Task goal —
Find the string "jest" in the records. Copy every line it appears in.

— Begin Records for processing —

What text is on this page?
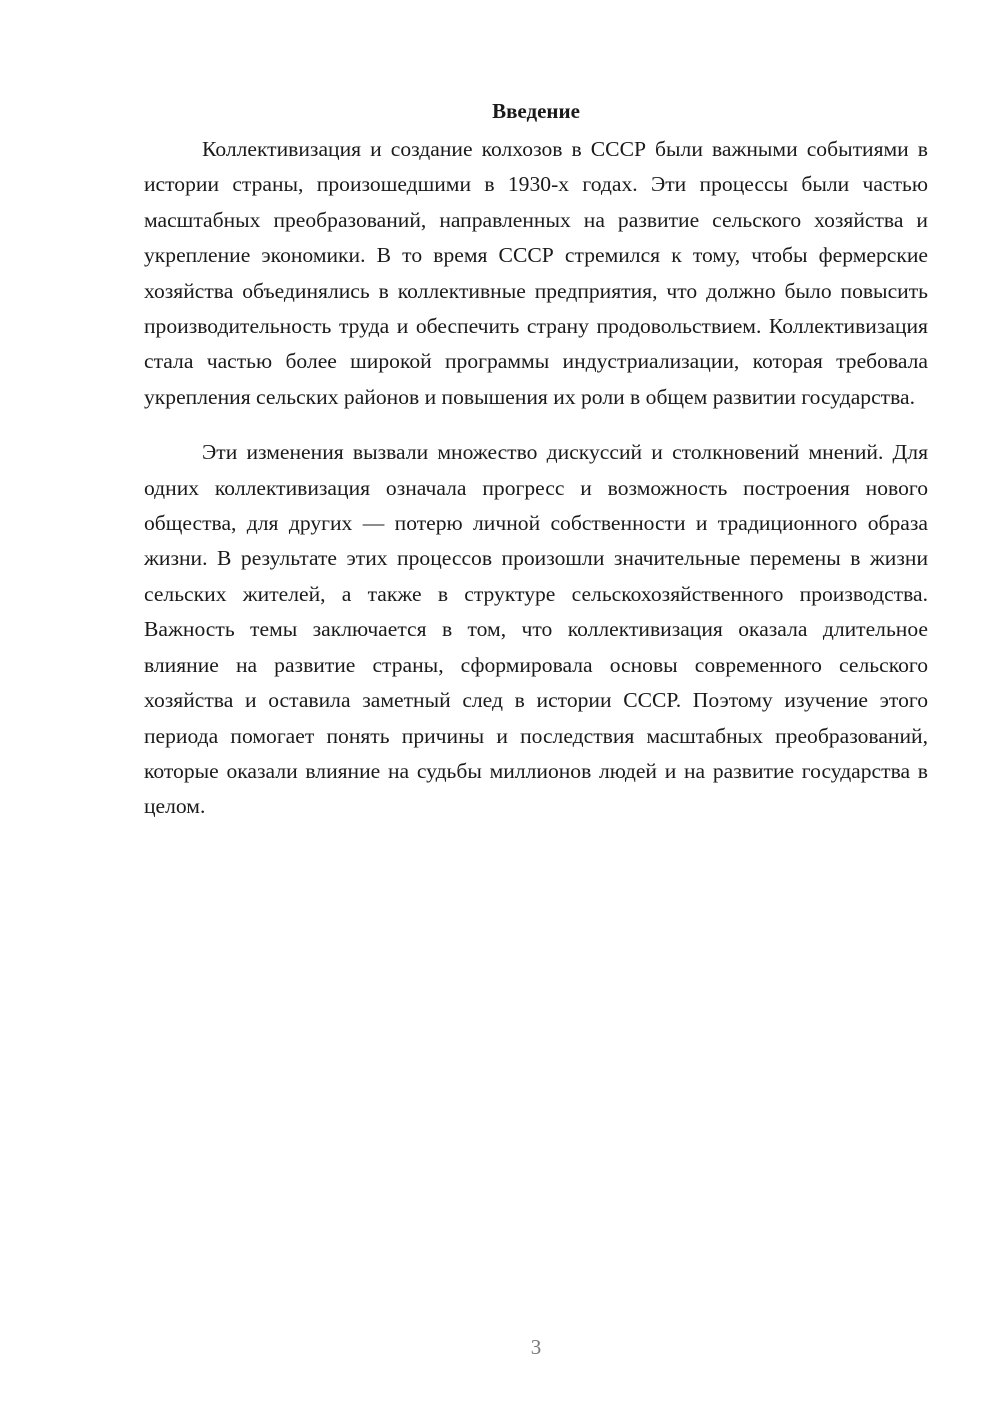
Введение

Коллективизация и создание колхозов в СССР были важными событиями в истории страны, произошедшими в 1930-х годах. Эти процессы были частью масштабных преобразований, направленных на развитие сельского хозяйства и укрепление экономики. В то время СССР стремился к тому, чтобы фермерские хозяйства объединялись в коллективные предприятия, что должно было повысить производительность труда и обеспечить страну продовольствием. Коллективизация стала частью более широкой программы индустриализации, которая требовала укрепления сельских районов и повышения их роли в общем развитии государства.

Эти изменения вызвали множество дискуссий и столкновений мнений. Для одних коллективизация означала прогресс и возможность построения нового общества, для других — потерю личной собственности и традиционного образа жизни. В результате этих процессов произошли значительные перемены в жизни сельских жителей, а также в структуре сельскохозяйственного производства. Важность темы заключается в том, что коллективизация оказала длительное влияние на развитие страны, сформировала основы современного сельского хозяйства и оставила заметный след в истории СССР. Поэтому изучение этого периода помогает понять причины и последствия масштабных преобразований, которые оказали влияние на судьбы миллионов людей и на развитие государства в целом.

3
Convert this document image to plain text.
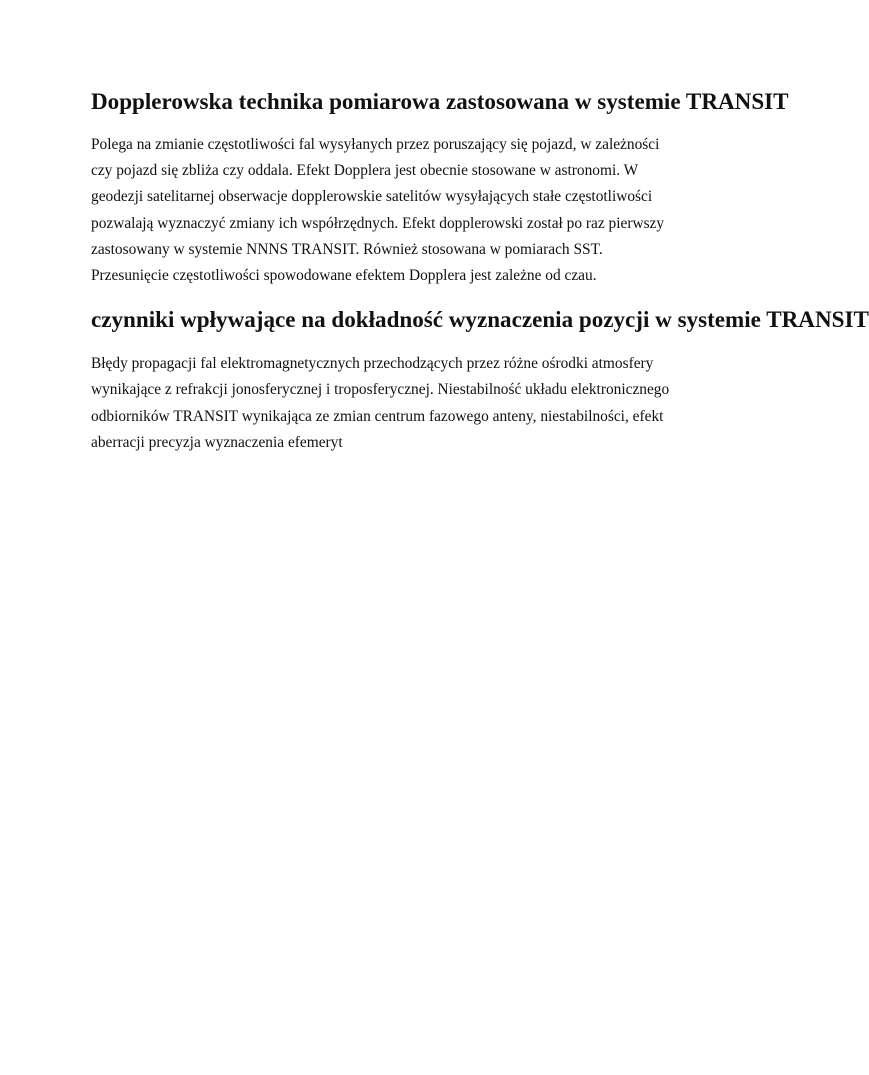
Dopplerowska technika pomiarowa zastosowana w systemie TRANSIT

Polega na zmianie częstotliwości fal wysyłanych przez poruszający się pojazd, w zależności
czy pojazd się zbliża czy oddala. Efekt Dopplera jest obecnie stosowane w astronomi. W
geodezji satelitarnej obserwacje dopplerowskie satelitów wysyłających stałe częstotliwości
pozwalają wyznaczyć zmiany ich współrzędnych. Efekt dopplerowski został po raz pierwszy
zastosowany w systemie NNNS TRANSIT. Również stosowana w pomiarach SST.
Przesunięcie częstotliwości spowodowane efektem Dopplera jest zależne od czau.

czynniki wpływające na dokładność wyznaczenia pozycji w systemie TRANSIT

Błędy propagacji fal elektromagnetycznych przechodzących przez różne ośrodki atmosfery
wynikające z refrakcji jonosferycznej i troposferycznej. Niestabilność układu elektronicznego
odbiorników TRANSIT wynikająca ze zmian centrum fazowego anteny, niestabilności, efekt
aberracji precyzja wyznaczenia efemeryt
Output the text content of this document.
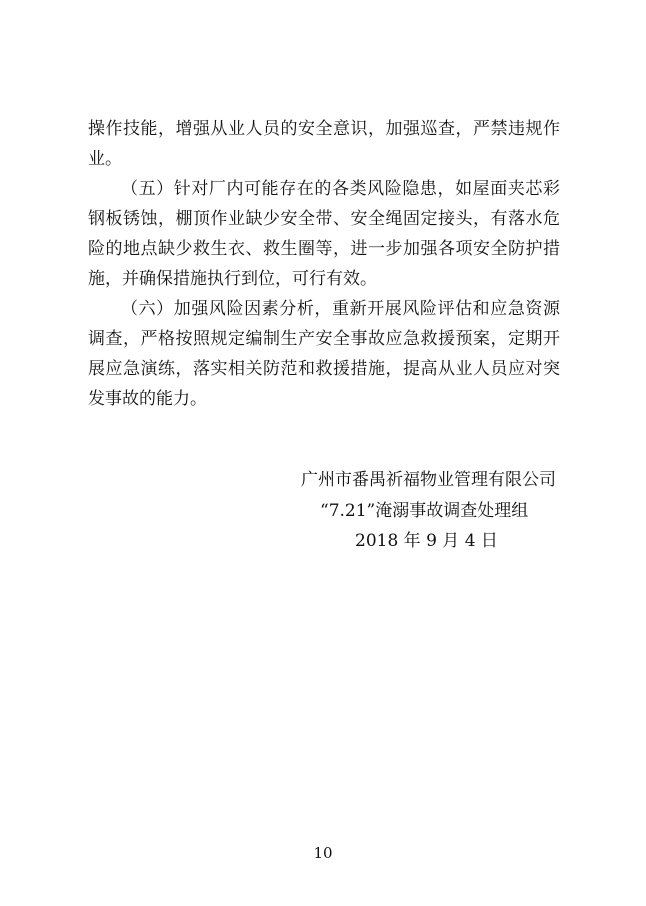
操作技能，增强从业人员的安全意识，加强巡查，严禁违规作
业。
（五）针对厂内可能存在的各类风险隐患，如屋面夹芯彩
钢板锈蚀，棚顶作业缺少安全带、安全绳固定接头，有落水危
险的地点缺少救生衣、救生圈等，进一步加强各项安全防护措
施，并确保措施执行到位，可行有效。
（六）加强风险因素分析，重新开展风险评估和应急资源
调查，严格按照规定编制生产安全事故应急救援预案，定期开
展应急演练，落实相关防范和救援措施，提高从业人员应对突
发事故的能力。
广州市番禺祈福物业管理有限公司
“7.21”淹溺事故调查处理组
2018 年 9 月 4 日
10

— End Records for processing —

Solution for this task —
czy pojazd się zbliża czy oddala. Efekt Dopplera jest obecnie stosowane w astronomi. W
Przesunięcie częstotliwości spowodowane efektem Dopplera jest zależne od czau.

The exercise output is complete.